## WRITTEN TASK
Set down the items again word for word, from the very first one through the line that holds "report2-item-b: B. F/O.", including that line.

Items from a data source
-*-*-

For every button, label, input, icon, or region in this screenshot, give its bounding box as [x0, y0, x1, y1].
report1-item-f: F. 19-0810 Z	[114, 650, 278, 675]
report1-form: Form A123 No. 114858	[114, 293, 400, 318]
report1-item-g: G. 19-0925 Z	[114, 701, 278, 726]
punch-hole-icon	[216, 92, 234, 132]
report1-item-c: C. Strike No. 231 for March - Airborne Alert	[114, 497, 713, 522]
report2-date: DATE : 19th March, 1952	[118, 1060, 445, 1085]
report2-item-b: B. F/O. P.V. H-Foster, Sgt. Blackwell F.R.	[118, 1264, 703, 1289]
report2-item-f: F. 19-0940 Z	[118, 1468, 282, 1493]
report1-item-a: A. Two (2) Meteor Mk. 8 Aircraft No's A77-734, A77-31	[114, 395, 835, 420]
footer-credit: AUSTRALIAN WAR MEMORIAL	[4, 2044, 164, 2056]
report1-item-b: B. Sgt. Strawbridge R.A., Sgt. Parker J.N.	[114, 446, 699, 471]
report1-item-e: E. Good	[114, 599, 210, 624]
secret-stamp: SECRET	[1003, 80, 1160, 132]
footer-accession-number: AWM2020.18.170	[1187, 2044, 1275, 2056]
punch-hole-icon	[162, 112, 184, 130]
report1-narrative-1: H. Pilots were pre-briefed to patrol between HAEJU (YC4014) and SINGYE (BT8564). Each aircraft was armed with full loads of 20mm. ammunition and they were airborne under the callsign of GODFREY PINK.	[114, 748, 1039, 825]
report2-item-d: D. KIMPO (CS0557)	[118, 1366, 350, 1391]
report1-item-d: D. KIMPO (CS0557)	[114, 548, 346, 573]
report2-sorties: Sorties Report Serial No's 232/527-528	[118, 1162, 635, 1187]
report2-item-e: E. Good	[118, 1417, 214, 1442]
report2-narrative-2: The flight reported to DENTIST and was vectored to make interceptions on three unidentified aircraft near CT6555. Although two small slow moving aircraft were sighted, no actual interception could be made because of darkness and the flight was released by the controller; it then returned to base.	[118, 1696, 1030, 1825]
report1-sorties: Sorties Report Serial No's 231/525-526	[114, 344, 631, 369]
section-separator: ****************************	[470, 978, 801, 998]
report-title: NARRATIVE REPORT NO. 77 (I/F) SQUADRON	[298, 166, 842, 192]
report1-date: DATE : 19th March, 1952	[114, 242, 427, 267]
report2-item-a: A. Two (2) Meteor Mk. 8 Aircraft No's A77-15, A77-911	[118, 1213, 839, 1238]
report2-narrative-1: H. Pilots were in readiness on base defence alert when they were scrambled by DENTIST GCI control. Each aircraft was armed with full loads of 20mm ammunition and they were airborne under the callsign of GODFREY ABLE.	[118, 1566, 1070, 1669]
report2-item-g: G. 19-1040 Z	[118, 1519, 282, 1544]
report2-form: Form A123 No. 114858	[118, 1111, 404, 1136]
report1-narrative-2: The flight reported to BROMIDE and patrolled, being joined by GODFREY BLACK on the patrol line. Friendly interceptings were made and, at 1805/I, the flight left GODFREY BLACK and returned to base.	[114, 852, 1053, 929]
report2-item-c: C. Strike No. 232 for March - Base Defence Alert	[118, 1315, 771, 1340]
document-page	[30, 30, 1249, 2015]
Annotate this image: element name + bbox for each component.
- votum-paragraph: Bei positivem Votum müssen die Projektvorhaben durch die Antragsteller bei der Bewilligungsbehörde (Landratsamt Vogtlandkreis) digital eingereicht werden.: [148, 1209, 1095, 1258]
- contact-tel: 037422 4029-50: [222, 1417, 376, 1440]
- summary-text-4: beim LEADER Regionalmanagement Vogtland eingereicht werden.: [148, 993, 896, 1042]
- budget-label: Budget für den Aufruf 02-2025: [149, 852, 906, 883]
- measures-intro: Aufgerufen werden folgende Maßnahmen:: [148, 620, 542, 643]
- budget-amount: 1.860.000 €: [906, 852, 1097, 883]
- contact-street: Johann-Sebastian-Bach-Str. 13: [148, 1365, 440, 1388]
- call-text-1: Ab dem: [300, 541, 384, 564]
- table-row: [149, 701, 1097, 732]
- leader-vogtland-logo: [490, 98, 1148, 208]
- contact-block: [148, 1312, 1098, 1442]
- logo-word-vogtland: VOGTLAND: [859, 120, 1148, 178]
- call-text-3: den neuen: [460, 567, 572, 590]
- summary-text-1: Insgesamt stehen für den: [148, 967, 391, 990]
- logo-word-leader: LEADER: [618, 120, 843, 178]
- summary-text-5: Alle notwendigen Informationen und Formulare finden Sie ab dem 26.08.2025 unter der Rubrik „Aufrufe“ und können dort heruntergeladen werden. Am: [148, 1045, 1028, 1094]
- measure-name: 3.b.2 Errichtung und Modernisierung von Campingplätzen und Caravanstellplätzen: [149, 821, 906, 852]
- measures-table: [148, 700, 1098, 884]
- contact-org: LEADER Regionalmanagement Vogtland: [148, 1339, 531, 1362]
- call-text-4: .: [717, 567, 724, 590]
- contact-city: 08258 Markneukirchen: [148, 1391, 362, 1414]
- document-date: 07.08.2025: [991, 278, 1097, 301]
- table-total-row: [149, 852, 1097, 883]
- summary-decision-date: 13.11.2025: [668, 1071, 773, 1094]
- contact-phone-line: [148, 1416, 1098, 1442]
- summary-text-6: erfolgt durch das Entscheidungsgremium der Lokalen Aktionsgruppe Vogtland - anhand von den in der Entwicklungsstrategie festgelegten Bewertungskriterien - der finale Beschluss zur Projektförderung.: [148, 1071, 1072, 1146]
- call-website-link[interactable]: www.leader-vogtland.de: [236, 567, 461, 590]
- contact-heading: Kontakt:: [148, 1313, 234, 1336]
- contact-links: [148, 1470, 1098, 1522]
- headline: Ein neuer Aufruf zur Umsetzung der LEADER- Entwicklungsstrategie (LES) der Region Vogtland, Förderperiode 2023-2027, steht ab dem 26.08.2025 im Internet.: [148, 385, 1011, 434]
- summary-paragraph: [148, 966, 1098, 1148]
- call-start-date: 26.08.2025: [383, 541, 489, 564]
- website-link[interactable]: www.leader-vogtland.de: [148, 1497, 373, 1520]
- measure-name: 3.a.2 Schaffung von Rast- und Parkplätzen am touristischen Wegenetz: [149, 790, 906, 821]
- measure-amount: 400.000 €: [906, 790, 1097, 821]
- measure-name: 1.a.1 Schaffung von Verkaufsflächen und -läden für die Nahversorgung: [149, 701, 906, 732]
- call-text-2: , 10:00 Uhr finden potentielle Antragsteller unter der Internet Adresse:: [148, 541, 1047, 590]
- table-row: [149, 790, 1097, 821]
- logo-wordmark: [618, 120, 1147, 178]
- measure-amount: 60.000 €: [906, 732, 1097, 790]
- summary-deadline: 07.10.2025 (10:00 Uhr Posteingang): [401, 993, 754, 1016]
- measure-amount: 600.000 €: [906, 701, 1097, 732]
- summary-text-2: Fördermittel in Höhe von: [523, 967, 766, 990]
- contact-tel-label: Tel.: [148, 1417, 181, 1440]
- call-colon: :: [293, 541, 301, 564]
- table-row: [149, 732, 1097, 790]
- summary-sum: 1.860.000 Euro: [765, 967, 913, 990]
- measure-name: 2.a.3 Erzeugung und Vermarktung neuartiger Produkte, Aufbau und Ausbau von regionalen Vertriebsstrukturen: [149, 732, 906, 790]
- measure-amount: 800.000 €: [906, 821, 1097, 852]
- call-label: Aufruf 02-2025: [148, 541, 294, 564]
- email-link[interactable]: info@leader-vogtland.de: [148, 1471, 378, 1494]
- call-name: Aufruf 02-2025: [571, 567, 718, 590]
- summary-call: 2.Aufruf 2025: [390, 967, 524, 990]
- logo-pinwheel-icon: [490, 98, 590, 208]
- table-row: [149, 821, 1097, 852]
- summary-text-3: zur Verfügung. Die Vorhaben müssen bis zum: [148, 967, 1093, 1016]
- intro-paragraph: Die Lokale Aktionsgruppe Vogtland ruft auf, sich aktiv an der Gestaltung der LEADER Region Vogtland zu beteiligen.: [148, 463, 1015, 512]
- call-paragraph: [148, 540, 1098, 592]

-*-*-

## FINISHED EXERCISE
For every button, label, input, icon, or region in this screenshot, give its bounding box as [x0, y0, x1, y1].
report1-item-f: F. 19-0810 Z	[114, 650, 278, 675]
report1-form: Form A123 No. 114858	[114, 293, 400, 318]
report1-item-g: G. 19-0925 Z	[114, 701, 278, 726]
punch-hole-icon	[216, 92, 234, 132]
report1-item-c: C. Strike No. 231 for March - Airborne Alert	[114, 497, 713, 522]
report2-date: DATE : 19th March, 1952	[118, 1060, 445, 1085]
report2-item-b: B. F/O. P.V. H-Foster, Sgt. Blackwell F.R.	[118, 1264, 703, 1289]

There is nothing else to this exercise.